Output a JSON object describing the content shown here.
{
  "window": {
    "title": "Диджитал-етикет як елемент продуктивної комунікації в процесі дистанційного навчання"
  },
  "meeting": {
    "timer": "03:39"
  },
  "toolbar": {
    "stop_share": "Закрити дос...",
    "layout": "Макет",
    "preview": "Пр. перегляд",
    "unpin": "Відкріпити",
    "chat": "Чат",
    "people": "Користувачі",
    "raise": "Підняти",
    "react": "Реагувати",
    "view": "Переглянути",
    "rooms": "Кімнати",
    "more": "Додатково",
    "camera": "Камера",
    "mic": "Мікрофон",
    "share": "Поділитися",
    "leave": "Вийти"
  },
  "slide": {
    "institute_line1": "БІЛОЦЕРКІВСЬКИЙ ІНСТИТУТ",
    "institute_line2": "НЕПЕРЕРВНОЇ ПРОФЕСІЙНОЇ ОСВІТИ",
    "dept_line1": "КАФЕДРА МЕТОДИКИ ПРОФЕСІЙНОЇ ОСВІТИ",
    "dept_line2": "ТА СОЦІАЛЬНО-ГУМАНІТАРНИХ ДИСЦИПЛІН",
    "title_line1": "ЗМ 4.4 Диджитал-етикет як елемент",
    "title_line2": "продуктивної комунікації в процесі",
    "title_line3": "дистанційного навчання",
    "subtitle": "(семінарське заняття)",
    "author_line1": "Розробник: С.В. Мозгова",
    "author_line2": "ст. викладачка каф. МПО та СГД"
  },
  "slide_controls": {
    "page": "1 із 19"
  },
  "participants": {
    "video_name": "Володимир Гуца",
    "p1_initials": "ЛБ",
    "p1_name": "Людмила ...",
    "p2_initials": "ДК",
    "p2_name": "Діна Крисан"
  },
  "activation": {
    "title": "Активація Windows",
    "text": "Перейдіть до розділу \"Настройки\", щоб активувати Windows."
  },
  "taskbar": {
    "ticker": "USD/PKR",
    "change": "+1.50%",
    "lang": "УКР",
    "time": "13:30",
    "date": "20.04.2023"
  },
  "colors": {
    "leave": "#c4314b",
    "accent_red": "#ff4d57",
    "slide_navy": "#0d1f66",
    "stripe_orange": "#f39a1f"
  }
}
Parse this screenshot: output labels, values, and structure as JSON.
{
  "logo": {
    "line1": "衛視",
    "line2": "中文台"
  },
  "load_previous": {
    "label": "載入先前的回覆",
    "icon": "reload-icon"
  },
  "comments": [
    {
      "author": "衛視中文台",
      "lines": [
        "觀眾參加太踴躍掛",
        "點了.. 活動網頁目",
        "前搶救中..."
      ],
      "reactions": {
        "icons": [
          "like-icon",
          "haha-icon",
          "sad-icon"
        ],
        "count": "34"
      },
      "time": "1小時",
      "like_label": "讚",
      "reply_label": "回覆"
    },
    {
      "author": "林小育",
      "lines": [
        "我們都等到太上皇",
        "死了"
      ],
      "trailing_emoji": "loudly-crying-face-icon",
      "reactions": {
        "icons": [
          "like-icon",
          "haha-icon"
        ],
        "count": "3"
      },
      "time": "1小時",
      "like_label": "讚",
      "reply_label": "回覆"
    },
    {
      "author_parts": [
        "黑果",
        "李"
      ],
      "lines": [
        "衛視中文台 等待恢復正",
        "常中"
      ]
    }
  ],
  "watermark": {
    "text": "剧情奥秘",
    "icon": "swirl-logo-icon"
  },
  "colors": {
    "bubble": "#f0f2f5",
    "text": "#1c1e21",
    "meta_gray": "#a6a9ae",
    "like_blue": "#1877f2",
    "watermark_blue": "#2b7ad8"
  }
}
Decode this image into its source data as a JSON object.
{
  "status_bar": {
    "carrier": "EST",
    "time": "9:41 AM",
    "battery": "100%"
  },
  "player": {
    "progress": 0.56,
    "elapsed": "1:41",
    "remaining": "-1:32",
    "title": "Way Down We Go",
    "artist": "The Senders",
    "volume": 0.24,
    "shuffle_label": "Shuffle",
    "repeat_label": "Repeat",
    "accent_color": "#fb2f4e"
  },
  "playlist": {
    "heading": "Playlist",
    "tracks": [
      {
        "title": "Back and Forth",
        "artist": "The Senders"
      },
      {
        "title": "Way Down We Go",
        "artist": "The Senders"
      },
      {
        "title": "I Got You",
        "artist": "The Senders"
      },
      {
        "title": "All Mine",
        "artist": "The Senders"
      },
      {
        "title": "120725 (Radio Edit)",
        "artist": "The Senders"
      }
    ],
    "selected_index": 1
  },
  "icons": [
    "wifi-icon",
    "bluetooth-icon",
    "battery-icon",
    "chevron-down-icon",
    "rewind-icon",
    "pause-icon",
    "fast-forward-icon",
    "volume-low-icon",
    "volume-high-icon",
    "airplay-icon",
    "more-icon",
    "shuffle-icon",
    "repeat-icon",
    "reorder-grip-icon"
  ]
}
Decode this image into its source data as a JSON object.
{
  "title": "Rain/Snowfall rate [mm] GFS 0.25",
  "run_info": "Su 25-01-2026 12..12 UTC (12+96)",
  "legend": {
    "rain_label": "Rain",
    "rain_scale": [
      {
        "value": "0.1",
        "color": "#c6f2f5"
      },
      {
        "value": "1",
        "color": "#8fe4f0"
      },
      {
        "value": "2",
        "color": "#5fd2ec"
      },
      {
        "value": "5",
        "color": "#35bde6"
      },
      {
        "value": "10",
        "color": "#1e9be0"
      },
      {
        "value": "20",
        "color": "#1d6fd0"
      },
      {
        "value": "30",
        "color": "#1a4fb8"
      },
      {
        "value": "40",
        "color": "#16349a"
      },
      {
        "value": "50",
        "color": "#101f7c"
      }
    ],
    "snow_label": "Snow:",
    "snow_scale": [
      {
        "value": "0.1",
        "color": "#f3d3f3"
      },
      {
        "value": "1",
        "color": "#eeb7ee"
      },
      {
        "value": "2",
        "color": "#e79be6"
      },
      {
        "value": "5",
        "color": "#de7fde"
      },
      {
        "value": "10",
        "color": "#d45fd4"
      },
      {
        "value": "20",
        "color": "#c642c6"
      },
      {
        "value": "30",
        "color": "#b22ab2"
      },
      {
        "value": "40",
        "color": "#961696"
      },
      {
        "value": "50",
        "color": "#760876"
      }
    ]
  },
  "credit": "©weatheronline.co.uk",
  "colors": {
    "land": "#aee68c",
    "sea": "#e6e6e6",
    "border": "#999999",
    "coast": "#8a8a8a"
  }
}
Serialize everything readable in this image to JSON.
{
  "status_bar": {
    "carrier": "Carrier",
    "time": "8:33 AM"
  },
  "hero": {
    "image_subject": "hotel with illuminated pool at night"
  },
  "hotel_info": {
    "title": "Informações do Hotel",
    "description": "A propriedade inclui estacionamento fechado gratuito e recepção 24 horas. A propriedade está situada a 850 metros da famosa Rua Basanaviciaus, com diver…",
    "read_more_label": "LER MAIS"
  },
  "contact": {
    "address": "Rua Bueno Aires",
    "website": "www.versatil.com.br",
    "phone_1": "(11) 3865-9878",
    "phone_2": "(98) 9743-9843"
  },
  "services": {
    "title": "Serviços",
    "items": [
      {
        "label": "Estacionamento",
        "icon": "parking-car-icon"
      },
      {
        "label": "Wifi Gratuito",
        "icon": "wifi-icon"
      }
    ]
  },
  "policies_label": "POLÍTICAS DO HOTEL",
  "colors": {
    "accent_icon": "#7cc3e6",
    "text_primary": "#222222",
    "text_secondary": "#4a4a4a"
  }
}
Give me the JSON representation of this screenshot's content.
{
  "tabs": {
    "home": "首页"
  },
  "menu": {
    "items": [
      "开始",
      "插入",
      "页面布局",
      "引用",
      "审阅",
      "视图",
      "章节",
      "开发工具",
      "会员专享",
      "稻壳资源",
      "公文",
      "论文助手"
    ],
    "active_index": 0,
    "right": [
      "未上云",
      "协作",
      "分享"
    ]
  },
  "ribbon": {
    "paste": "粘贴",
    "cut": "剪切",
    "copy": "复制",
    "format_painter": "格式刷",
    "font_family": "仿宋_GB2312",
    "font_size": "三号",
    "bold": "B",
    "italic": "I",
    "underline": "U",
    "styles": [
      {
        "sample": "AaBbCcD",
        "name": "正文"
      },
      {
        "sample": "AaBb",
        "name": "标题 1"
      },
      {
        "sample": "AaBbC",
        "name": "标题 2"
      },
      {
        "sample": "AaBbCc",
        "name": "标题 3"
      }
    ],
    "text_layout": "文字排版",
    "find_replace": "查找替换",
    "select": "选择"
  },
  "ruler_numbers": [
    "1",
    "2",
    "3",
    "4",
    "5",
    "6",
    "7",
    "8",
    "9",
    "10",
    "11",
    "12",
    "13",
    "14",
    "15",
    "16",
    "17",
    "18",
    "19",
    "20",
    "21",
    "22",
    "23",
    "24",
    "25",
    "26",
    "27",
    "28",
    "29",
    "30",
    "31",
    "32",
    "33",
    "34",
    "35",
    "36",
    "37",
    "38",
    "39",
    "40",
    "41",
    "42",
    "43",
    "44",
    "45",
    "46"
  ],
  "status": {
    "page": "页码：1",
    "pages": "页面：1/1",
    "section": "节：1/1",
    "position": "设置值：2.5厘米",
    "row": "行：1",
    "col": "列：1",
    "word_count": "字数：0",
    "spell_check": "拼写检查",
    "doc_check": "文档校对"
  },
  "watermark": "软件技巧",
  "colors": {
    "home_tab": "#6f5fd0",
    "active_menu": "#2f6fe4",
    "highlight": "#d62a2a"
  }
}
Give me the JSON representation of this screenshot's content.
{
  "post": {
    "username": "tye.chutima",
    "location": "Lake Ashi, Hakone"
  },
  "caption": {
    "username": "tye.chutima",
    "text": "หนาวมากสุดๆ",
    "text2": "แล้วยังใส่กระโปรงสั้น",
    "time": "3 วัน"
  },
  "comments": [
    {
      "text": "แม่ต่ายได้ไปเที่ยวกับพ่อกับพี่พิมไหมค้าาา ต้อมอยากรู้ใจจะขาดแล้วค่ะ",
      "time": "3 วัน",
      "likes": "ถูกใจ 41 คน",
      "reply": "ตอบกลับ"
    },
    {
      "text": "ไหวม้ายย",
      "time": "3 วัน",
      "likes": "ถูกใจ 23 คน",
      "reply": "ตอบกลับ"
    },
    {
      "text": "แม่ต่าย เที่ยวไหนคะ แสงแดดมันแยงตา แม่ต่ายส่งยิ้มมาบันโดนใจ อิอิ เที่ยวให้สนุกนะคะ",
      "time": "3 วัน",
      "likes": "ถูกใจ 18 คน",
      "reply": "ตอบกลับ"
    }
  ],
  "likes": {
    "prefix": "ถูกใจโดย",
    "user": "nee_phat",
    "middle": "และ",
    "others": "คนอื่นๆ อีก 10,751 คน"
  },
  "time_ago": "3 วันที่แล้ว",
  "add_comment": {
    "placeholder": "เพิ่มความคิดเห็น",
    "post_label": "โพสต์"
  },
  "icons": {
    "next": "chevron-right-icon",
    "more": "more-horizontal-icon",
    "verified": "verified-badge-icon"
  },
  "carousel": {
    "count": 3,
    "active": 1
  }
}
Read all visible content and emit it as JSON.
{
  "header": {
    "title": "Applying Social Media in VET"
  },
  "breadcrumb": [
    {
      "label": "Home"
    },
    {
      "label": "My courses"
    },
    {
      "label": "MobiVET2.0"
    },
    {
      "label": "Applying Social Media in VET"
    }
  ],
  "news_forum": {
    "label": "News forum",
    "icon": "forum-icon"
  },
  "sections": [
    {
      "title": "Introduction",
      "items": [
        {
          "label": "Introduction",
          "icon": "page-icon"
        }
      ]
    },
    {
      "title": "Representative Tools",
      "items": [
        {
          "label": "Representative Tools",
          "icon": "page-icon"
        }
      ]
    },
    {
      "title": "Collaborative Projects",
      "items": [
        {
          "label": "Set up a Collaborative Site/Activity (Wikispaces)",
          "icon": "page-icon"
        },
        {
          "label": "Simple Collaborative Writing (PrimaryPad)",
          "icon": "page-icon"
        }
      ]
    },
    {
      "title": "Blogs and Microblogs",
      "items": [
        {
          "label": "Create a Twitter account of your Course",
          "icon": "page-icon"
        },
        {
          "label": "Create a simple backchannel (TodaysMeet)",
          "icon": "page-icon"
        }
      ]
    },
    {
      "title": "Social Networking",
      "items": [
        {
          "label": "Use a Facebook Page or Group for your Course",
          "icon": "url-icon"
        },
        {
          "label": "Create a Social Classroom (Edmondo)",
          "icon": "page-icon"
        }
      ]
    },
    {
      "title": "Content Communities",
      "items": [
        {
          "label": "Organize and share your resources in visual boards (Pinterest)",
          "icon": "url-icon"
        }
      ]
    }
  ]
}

□ □ □

→ EXERCISE INSTRUCTIONS: Filter the listing above for the string "процесі" and copy every matching line.

→ ANSWER TO THE PROBLEM:
    "title": "Диджитал-етикет як елемент продуктивної комунікації в процесі дистанційного навчання"
    "title_line2": "продуктивної комунікації в процесі",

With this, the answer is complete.